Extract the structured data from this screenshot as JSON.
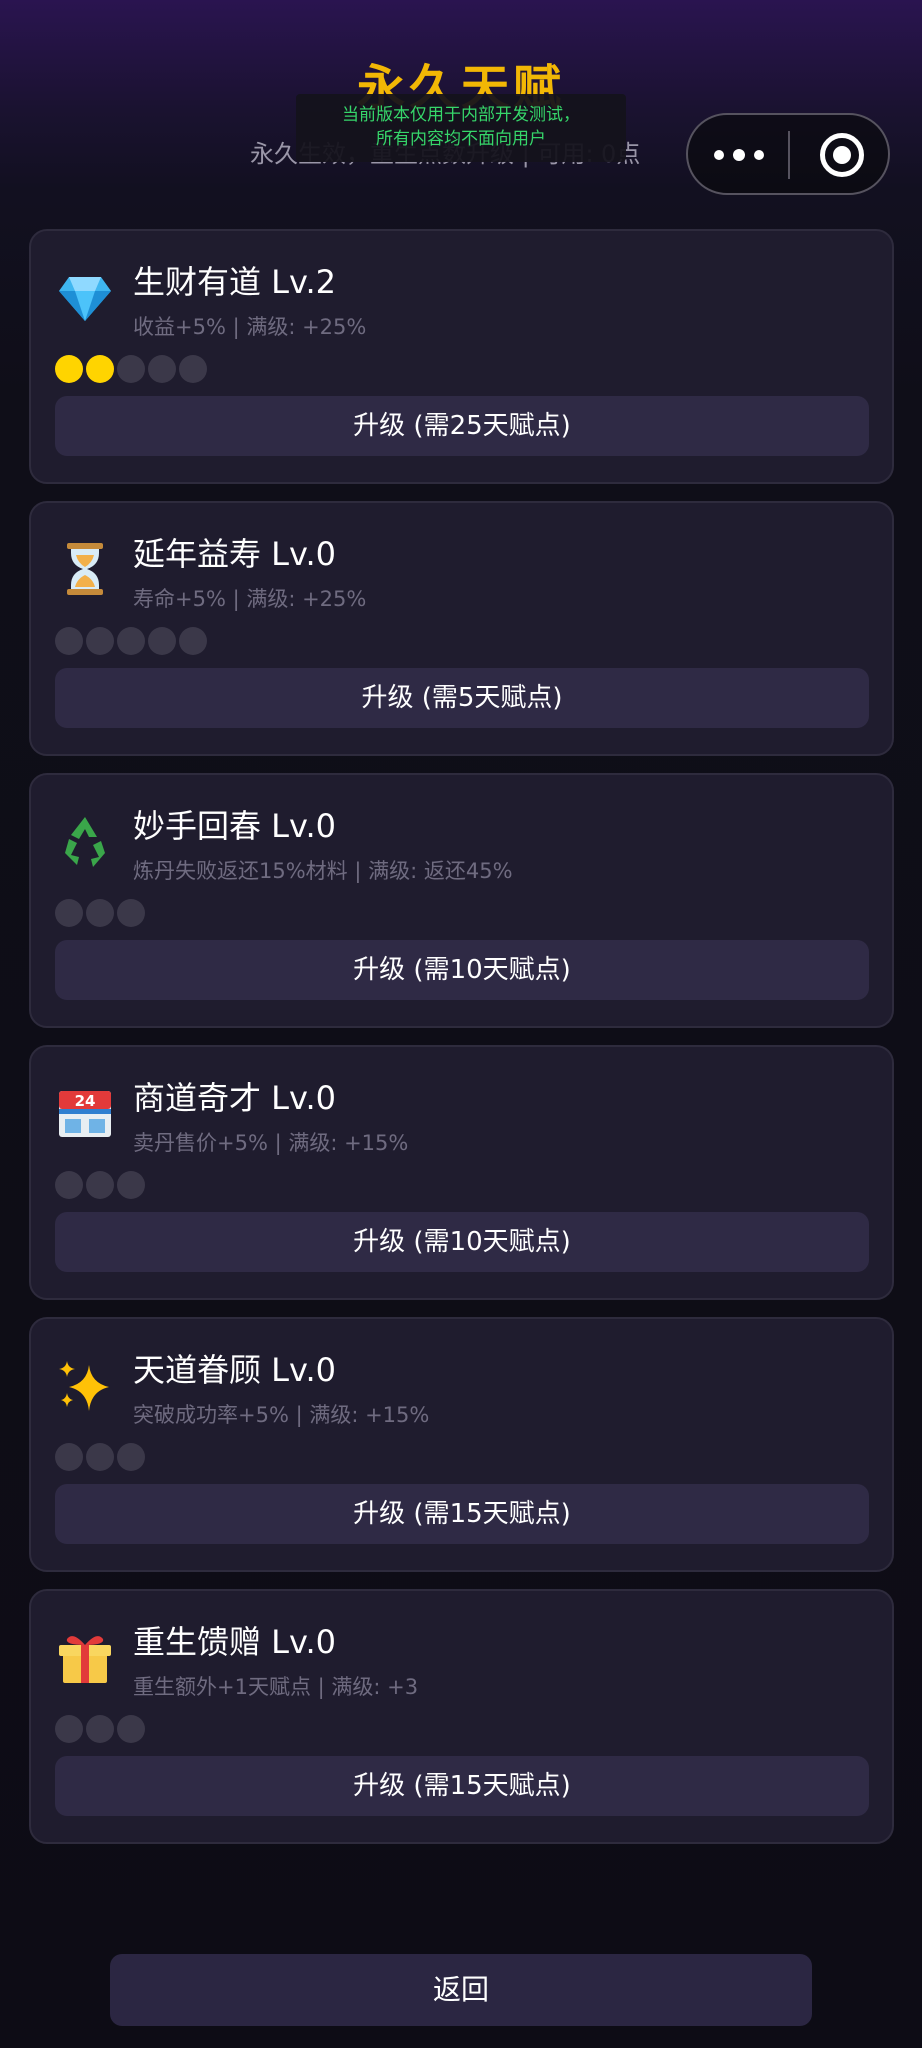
{
  "header": {
    "title": "永久天赋",
    "subtitle": "永久生效，重生点数升级 | 可用: 0点"
  },
  "dev_banner": {
    "line1": "当前版本仅用于内部开发测试，",
    "line2": "所有内容均不面向用户"
  },
  "capsule": {
    "more_icon": "more-dots-icon",
    "close_icon": "target-close-icon"
  },
  "talents": [
    {
      "icon": "gem-icon",
      "name": "生财有道 Lv.2",
      "desc": "收益+5% | 满级: +25%",
      "level": 2,
      "max_level": 5,
      "button": "升级 (需25天赋点)"
    },
    {
      "icon": "hourglass-icon",
      "name": "延年益寿 Lv.0",
      "desc": "寿命+5% | 满级: +25%",
      "level": 0,
      "max_level": 5,
      "button": "升级 (需5天赋点)"
    },
    {
      "icon": "recycle-icon",
      "name": "妙手回春 Lv.0",
      "desc": "炼丹失败返还15%材料 | 满级: 返还45%",
      "level": 0,
      "max_level": 3,
      "button": "升级 (需10天赋点)"
    },
    {
      "icon": "store-24-icon",
      "name": "商道奇才 Lv.0",
      "desc": "卖丹售价+5% | 满级: +15%",
      "level": 0,
      "max_level": 3,
      "button": "升级 (需10天赋点)"
    },
    {
      "icon": "sparkles-icon",
      "name": "天道眷顾 Lv.0",
      "desc": "突破成功率+5% | 满级: +15%",
      "level": 0,
      "max_level": 3,
      "button": "升级 (需15天赋点)"
    },
    {
      "icon": "gift-icon",
      "name": "重生馈赠 Lv.0",
      "desc": "重生额外+1天赋点 | 满级: +3",
      "level": 0,
      "max_level": 3,
      "button": "升级 (需15天赋点)"
    }
  ],
  "footer": {
    "back_label": "返回"
  },
  "colors": {
    "title": "#f2b705",
    "dot_on": "#ffd400",
    "dot_off": "#3b3849",
    "banner_text": "#36d66a"
  }
}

* * * * * * * * *

● What the task requires: The records above must be transcribed exactly. Pictures are left out of the copy.

● Solved problem:
Extract the structured data from this screenshot as JSON.
{
  "header": {
    "title": "永久天赋",
    "subtitle": "永久生效，重生点数升级 | 可用: 0点"
  },
  "dev_banner": {
    "line1": "当前版本仅用于内部开发测试，",
    "line2": "所有内容均不面向用户"
  },
  "capsule": {
    "more_icon": "more-dots-icon",
    "close_icon": "target-close-icon"
  },
  "talents": [
    {
      "icon": "gem-icon",
      "name": "生财有道 Lv.2",
      "desc": "收益+5% | 满级: +25%",
      "level": 2,
      "max_level": 5,
      "button": "升级 (需25天赋点)"
    },
    {
      "icon": "hourglass-icon",
      "name": "延年益寿 Lv.0",
      "desc": "寿命+5% | 满级: +25%",
      "level": 0,
      "max_level": 5,
      "button": "升级 (需5天赋点)"
    },
    {
      "icon": "recycle-icon",
      "name": "妙手回春 Lv.0",
      "desc": "炼丹失败返还15%材料 | 满级: 返还45%",
      "level": 0,
      "max_level": 3,
      "button": "升级 (需10天赋点)"
    },
    {
      "icon": "store-24-icon",
      "name": "商道奇才 Lv.0",
      "desc": "卖丹售价+5% | 满级: +15%",
      "level": 0,
      "max_level": 3,
      "button": "升级 (需10天赋点)"
    },
    {
      "icon": "sparkles-icon",
      "name": "天道眷顾 Lv.0",
      "desc": "突破成功率+5% | 满级: +15%",
      "level": 0,
      "max_level": 3,
      "button": "升级 (需15天赋点)"
    },
    {
      "icon": "gift-icon",
      "name": "重生馈赠 Lv.0",
      "desc": "重生额外+1天赋点 | 满级: +3",
      "level": 0,
      "max_level": 3,
      "button": "升级 (需15天赋点)"
    }
  ],
  "footer": {
    "back_label": "返回"
  },
  "colors": {
    "title": "#f2b705",
    "dot_on": "#ffd400",
    "dot_off": "#3b3849",
    "banner_text": "#36d66a"
  }
}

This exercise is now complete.